(Figure data in JSON)
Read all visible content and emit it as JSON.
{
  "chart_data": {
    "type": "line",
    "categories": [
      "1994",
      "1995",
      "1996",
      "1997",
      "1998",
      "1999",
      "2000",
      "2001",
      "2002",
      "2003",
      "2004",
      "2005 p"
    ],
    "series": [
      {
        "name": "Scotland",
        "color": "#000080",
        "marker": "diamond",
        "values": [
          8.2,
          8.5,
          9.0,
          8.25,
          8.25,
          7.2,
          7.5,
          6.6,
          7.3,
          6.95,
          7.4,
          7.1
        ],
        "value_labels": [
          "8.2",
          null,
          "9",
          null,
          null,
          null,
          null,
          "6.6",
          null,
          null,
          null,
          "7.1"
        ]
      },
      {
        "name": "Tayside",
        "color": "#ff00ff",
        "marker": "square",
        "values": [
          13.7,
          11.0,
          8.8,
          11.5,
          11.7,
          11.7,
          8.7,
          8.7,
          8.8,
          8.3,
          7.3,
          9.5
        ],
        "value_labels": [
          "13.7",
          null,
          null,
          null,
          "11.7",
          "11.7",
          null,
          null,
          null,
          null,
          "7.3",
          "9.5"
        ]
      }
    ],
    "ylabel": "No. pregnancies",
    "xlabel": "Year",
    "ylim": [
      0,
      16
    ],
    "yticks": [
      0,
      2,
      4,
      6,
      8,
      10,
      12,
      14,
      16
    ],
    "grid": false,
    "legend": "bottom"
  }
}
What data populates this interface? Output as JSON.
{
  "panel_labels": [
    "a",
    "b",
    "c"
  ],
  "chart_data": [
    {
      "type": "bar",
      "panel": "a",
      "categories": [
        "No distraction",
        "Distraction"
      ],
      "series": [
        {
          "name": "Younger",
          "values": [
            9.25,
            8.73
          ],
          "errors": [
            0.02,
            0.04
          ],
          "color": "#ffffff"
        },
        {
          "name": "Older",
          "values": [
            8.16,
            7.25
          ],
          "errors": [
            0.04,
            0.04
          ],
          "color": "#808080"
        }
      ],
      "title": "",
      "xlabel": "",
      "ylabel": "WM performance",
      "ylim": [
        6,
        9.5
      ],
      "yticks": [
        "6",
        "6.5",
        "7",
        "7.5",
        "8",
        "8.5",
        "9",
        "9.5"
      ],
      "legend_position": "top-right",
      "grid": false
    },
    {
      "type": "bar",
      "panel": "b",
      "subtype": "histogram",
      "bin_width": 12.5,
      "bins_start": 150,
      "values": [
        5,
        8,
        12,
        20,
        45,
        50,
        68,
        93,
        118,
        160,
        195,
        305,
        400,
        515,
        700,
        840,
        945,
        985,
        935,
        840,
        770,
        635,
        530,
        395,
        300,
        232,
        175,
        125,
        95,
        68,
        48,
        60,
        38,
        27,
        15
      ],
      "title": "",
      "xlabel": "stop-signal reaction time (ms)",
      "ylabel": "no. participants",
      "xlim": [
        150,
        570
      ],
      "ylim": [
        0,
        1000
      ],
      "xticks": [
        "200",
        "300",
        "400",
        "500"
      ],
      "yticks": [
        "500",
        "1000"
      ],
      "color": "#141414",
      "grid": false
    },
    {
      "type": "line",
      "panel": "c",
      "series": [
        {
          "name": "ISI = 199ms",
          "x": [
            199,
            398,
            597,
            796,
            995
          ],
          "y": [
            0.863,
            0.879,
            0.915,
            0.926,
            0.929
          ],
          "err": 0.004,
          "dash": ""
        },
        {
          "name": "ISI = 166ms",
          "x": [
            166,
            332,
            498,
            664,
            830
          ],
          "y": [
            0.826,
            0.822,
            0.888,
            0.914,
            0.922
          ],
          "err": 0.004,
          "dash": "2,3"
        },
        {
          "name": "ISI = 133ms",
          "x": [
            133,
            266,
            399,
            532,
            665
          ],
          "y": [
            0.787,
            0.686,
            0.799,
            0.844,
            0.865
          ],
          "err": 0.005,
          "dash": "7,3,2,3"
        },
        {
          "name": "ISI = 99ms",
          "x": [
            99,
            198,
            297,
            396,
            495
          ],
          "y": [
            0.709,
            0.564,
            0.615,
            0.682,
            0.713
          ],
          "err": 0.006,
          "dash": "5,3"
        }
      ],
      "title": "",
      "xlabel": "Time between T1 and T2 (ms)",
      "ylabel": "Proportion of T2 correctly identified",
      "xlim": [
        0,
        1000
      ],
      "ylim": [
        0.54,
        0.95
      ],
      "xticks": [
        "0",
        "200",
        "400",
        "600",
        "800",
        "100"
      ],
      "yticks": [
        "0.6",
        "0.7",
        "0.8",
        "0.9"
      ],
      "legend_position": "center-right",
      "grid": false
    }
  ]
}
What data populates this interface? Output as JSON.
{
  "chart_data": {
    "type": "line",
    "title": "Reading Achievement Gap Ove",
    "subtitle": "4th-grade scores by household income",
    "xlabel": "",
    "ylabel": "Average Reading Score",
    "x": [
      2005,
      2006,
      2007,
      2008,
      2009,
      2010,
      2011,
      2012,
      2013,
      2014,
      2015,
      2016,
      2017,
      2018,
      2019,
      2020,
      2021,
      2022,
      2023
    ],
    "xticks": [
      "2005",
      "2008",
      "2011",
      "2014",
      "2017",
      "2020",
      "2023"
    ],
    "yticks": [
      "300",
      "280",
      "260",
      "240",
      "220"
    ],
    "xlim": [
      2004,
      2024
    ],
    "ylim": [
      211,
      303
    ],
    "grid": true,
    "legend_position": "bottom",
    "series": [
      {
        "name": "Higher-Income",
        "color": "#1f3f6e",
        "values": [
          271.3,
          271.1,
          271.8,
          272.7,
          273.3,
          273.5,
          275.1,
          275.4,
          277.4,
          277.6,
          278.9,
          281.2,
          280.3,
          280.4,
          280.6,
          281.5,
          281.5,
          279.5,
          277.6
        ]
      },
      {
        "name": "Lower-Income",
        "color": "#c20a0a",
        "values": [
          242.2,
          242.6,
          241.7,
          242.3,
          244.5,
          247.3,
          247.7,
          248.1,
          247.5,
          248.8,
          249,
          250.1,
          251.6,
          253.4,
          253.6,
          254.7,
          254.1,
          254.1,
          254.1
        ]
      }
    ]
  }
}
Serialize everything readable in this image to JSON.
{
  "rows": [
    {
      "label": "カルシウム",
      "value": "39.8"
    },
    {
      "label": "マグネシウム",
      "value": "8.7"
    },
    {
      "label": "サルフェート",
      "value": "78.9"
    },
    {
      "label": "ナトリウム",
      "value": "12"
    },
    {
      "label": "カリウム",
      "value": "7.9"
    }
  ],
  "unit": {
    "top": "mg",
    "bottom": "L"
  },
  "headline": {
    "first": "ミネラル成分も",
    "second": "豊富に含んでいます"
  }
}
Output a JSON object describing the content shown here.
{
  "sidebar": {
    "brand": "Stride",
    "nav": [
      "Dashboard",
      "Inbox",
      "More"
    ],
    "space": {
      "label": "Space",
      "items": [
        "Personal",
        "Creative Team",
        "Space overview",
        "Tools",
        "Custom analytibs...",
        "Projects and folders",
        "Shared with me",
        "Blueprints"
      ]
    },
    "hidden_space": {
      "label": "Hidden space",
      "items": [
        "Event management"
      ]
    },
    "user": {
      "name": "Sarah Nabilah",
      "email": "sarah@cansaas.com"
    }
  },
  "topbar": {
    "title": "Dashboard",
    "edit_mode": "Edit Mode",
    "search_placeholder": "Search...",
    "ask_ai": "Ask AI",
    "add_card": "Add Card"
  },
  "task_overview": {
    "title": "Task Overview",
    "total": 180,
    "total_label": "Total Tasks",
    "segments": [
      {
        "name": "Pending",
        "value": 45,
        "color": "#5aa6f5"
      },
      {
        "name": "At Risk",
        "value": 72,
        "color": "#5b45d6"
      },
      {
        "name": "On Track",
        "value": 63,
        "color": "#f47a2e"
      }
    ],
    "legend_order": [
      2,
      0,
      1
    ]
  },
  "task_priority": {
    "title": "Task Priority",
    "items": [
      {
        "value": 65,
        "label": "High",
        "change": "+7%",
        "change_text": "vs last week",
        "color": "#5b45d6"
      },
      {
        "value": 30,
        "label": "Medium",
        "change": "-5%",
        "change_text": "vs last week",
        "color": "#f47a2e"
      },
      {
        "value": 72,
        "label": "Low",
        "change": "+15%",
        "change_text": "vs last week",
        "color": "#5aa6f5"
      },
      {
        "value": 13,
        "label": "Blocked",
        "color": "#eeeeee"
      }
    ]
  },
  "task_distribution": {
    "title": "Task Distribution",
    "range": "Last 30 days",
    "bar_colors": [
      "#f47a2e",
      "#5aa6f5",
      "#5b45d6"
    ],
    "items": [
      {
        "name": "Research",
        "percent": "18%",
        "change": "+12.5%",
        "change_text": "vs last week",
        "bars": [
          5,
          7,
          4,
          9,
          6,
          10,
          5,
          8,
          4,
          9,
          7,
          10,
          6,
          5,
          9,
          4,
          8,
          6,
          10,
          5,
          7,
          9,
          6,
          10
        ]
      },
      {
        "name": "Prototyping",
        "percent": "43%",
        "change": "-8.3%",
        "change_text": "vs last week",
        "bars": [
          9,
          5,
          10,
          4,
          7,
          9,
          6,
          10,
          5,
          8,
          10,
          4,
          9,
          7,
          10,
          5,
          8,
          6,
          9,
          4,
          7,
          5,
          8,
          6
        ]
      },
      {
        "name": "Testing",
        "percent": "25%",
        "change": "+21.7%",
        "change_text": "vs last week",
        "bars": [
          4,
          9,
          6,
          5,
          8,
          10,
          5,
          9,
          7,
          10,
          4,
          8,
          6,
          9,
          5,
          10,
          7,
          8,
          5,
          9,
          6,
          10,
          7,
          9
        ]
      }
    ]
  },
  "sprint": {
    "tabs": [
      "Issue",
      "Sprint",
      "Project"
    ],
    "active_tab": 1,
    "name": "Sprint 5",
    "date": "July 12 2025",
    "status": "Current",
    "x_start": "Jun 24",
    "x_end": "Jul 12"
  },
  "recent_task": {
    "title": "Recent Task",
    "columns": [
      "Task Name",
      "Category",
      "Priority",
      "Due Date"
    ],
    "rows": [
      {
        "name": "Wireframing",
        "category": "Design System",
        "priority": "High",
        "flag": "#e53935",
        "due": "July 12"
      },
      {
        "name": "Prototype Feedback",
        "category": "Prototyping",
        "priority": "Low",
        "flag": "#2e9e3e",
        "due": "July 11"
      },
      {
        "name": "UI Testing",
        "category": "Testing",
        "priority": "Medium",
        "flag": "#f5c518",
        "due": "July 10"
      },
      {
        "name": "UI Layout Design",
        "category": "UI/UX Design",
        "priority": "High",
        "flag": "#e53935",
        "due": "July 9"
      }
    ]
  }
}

REQUIRED WORK:
Give the number of lines in the records above that contain the word "July". Reply with that number alone.

WRITTEN SOLUTION:
5